* Begin *

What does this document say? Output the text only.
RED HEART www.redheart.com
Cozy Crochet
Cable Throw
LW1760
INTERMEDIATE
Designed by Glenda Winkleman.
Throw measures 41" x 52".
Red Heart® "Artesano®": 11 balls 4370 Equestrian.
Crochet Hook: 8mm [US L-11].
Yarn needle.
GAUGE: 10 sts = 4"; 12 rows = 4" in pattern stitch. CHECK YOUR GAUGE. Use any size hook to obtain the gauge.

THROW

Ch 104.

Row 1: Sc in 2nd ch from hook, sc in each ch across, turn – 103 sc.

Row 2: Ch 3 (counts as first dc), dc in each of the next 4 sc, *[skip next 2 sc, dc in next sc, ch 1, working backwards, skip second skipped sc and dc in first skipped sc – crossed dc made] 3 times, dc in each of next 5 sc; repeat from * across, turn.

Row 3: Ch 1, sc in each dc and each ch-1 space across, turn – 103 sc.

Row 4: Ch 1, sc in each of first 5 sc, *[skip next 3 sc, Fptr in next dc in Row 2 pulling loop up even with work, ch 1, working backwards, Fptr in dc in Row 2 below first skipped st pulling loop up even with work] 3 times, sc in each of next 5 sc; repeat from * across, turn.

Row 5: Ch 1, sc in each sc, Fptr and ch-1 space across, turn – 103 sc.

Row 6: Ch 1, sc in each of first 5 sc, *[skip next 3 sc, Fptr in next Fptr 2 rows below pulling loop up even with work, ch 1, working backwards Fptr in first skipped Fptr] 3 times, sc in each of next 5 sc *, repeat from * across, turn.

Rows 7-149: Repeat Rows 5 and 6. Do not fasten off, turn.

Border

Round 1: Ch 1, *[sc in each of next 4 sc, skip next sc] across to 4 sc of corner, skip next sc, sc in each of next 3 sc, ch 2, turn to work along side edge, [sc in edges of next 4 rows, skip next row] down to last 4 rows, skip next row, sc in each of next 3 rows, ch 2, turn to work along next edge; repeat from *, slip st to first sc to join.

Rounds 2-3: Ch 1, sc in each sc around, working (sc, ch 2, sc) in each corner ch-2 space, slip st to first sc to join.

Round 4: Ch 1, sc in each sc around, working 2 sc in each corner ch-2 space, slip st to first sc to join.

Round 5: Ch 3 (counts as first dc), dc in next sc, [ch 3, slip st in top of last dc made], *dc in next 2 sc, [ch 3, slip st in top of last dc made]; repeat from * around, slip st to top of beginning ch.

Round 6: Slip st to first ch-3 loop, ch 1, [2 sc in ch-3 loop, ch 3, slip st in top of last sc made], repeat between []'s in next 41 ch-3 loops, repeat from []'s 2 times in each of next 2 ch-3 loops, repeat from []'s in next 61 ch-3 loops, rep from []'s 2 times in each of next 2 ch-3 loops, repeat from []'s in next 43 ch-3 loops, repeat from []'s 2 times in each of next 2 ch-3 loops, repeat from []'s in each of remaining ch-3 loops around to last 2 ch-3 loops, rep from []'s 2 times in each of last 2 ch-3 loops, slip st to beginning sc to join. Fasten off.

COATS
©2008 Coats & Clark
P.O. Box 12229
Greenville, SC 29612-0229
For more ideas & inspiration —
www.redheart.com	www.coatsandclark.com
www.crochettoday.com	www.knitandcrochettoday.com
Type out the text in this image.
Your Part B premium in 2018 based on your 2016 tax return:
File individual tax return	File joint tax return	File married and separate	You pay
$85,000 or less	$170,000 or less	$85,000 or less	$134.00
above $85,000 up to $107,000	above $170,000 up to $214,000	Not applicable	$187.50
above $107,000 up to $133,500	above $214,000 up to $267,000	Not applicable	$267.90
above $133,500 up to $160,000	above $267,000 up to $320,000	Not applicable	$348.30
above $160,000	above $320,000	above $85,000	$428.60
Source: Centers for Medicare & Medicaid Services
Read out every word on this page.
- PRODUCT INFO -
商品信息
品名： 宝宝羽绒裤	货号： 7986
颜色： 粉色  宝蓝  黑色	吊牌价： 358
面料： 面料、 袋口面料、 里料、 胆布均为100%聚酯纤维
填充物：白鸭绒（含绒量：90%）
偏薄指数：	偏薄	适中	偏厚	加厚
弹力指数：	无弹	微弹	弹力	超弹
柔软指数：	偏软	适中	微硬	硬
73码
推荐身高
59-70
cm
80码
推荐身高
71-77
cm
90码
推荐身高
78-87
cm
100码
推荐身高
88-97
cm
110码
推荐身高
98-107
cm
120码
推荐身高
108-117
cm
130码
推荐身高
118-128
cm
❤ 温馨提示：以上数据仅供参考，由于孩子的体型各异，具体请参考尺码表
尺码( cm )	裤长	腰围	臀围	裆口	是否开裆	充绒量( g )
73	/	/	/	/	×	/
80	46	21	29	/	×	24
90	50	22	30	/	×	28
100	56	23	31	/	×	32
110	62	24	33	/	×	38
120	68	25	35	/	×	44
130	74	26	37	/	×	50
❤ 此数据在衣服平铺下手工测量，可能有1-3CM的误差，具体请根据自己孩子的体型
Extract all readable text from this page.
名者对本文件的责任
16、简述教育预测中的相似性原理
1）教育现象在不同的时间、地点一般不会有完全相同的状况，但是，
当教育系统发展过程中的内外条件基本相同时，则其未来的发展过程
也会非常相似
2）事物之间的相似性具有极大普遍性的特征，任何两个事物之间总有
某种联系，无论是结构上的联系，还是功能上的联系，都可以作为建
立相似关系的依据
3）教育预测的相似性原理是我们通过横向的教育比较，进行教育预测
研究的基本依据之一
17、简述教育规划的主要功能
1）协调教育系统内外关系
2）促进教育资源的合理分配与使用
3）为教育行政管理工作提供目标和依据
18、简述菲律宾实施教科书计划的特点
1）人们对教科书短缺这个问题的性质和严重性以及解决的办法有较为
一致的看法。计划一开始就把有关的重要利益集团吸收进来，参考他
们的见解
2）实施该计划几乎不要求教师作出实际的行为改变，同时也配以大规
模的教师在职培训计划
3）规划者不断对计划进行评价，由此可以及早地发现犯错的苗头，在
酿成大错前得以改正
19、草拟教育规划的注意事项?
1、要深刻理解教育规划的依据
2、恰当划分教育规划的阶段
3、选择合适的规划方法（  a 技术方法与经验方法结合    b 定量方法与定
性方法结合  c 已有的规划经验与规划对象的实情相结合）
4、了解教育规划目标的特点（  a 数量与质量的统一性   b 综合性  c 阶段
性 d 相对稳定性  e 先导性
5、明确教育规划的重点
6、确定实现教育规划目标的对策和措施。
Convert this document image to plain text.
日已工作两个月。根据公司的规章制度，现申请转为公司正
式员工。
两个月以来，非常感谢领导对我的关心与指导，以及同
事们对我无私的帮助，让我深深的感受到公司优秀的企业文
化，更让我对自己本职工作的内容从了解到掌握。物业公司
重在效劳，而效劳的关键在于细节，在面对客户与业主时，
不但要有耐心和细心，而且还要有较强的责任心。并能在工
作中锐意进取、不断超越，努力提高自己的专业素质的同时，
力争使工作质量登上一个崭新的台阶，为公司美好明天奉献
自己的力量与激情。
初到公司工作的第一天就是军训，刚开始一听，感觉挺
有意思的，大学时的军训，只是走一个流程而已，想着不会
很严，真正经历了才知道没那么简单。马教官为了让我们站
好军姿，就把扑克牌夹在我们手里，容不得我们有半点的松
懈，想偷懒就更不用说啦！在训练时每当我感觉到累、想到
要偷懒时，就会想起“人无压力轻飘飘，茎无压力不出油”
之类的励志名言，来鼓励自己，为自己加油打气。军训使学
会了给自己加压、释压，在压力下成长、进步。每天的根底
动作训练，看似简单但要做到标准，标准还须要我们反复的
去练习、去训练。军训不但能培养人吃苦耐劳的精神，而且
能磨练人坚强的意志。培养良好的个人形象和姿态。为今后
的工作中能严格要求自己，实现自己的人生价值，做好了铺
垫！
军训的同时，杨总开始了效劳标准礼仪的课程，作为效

* End *

**Work to be completed:** Reproduce exactly, with nothing added, the lines from the one that contains "Convert this document image to plain text." to the end of the data.

**Solution to the problem:**
Convert this document image to plain text.
日已工作两个月。根据公司的规章制度，现申请转为公司正
式员工。
两个月以来，非常感谢领导对我的关心与指导，以及同
事们对我无私的帮助，让我深深的感受到公司优秀的企业文
化，更让我对自己本职工作的内容从了解到掌握。物业公司
重在效劳，而效劳的关键在于细节，在面对客户与业主时，
不但要有耐心和细心，而且还要有较强的责任心。并能在工
作中锐意进取、不断超越，努力提高自己的专业素质的同时，
力争使工作质量登上一个崭新的台阶，为公司美好明天奉献
自己的力量与激情。
初到公司工作的第一天就是军训，刚开始一听，感觉挺
有意思的，大学时的军训，只是走一个流程而已，想着不会
很严，真正经历了才知道没那么简单。马教官为了让我们站
好军姿，就把扑克牌夹在我们手里，容不得我们有半点的松
懈，想偷懒就更不用说啦！在训练时每当我感觉到累、想到
要偷懒时，就会想起“人无压力轻飘飘，茎无压力不出油”
之类的励志名言，来鼓励自己，为自己加油打气。军训使学
会了给自己加压、释压，在压力下成长、进步。每天的根底
动作训练，看似简单但要做到标准，标准还须要我们反复的
去练习、去训练。军训不但能培养人吃苦耐劳的精神，而且
能磨练人坚强的意志。培养良好的个人形象和姿态。为今后
的工作中能严格要求自己，实现自己的人生价值，做好了铺
垫！
军训的同时，杨总开始了效劳标准礼仪的课程，作为效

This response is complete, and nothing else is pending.